Exercise task = Each line that includes "December" counts once; give the total and nothing besides.

Provided records =
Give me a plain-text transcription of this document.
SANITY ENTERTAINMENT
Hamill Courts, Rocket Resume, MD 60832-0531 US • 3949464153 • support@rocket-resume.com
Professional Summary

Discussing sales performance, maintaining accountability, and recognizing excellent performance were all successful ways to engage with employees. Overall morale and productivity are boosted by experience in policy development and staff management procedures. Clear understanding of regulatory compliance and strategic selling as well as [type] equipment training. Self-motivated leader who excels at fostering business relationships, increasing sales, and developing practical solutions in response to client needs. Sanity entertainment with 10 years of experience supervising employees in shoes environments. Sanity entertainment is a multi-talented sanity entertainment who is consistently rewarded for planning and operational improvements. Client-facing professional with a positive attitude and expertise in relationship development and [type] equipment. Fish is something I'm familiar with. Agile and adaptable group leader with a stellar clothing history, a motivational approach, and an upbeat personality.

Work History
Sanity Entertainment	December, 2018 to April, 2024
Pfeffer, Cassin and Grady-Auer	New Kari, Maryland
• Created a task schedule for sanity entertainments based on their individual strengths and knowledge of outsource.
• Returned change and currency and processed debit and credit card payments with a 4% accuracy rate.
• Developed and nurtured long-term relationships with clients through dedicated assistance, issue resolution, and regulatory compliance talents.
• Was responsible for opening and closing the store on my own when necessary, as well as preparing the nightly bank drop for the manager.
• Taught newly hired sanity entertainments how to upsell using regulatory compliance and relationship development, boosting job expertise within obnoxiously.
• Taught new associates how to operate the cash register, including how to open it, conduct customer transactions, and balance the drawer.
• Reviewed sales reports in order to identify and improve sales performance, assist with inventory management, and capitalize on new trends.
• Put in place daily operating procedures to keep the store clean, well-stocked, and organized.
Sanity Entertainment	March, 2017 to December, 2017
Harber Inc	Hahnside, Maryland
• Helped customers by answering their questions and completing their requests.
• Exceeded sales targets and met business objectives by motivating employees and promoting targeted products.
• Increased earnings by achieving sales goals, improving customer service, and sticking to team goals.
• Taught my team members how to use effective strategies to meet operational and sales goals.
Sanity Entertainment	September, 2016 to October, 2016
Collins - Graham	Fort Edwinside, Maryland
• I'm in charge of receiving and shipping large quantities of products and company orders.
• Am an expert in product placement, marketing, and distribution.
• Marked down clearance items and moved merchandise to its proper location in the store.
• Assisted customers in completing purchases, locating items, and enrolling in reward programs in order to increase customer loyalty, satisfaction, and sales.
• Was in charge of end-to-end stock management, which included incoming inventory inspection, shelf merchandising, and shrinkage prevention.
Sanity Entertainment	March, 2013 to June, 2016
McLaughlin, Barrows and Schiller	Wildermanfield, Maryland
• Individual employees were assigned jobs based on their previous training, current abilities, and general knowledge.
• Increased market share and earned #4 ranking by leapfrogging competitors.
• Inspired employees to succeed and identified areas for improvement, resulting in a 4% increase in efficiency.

Response = 2